Your goal:
Will you extract the entries word for word? Images should not appear in the copy.

(Collected data)
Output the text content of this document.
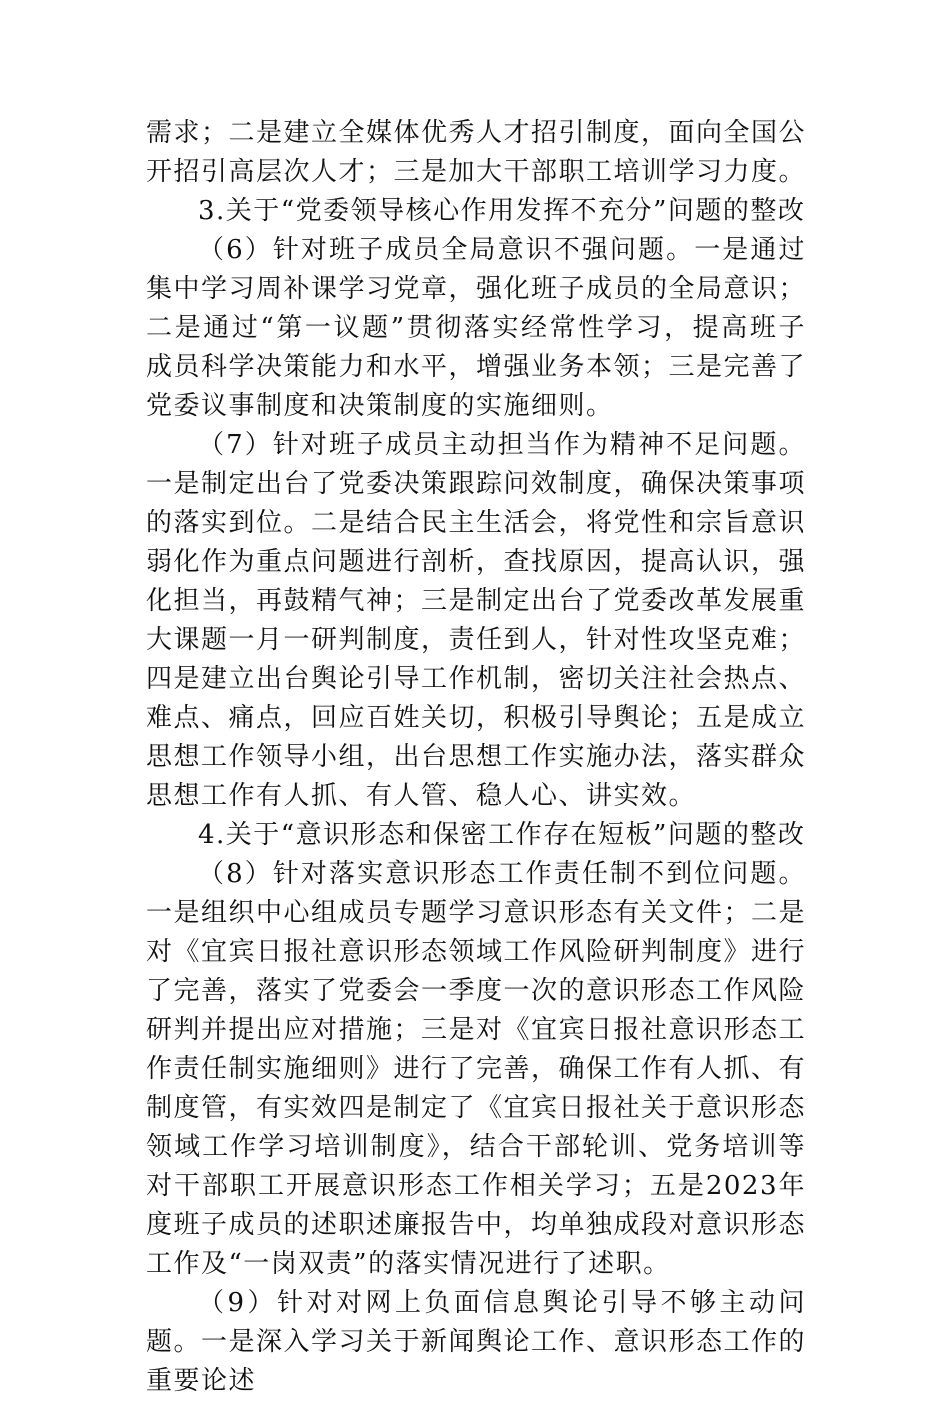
需求；二是建立全媒体优秀人才招引制度，面向全国公开招引高层次人才；三是加大干部职工培训学习力度。

3.关于“党委领导核心作用发挥不充分”问题的整改

（6）针对班子成员全局意识不强问题。一是通过集中学习周补课学习党章，强化班子成员的全局意识；二是通过“第一议题”贯彻落实经常性学习，提高班子成员科学决策能力和水平，增强业务本领；三是完善了党委议事制度和决策制度的实施细则。

（7）针对班子成员主动担当作为精神不足问题。一是制定出台了党委决策跟踪问效制度，确保决策事项的落实到位。二是结合民主生活会，将党性和宗旨意识弱化作为重点问题进行剖析，查找原因，提高认识，强化担当，再鼓精气神；三是制定出台了党委改革发展重大课题一月一研判制度，责任到人，针对性攻坚克难；四是建立出台舆论引导工作机制，密切关注社会热点、难点、痛点，回应百姓关切，积极引导舆论；五是成立思想工作领导小组，出台思想工作实施办法，落实群众思想工作有人抓、有人管、稳人心、讲实效。

4.关于“意识形态和保密工作存在短板”问题的整改

（8）针对落实意识形态工作责任制不到位问题。一是组织中心组成员专题学习意识形态有关文件；二是对《宜宾日报社意识形态领域工作风险研判制度》进行了完善，落实了党委会一季度一次的意识形态工作风险研判并提出应对措施；三是对《宜宾日报社意识形态工作责任制实施细则》进行了完善，确保工作有人抓、有制度管，有实效四是制定了《宜宾日报社关于意识形态领域工作学习培训制度》，结合干部轮训、党务培训等对干部职工开展意识形态工作相关学习；五是2023年度班子成员的述职述廉报告中，均单独成段对意识形态工作及“一岗双责”的落实情况进行了述职。

（9）针对对网上负面信息舆论引导不够主动问题。一是深入学习关于新闻舆论工作、意识形态工作的重要论述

Response below:
Output the text content of this document.
需求；二是建立全媒体优秀人才招引制度，面向全国公开招引高层次人才；三是加大干部职工培训学习力度。

3.关于“党委领导核心作用发挥不充分”问题的整改

（6）针对班子成员全局意识不强问题。一是通过集中学习周补课学习党章，强化班子成员的全局意识；二是通过“第一议题”贯彻落实经常性学习，提高班子成员科学决策能力和水平，增强业务本领；三是完善了党委议事制度和决策制度的实施细则。

（7）针对班子成员主动担当作为精神不足问题。一是制定出台了党委决策跟踪问效制度，确保决策事项的落实到位。二是结合民主生活会，将党性和宗旨意识弱化作为重点问题进行剖析，查找原因，提高认识，强化担当，再鼓精气神；三是制定出台了党委改革发展重大课题一月一研判制度，责任到人，针对性攻坚克难；四是建立出台舆论引导工作机制，密切关注社会热点、难点、痛点，回应百姓关切，积极引导舆论；五是成立思想工作领导小组，出台思想工作实施办法，落实群众思想工作有人抓、有人管、稳人心、讲实效。

4.关于“意识形态和保密工作存在短板”问题的整改

（8）针对落实意识形态工作责任制不到位问题。一是组织中心组成员专题学习意识形态有关文件；二是对《宜宾日报社意识形态领域工作风险研判制度》进行了完善，落实了党委会一季度一次的意识形态工作风险研判并提出应对措施；三是对《宜宾日报社意识形态工作责任制实施细则》进行了完善，确保工作有人抓、有制度管，有实效四是制定了《宜宾日报社关于意识形态领域工作学习培训制度》，结合干部轮训、党务培训等对干部职工开展意识形态工作相关学习；五是2023年度班子成员的述职述廉报告中，均单独成段对意识形态工作及“一岗双责”的落实情况进行了述职。

（9）针对对网上负面信息舆论引导不够主动问题。一是深入学习关于新闻舆论工作、意识形态工作的重要论述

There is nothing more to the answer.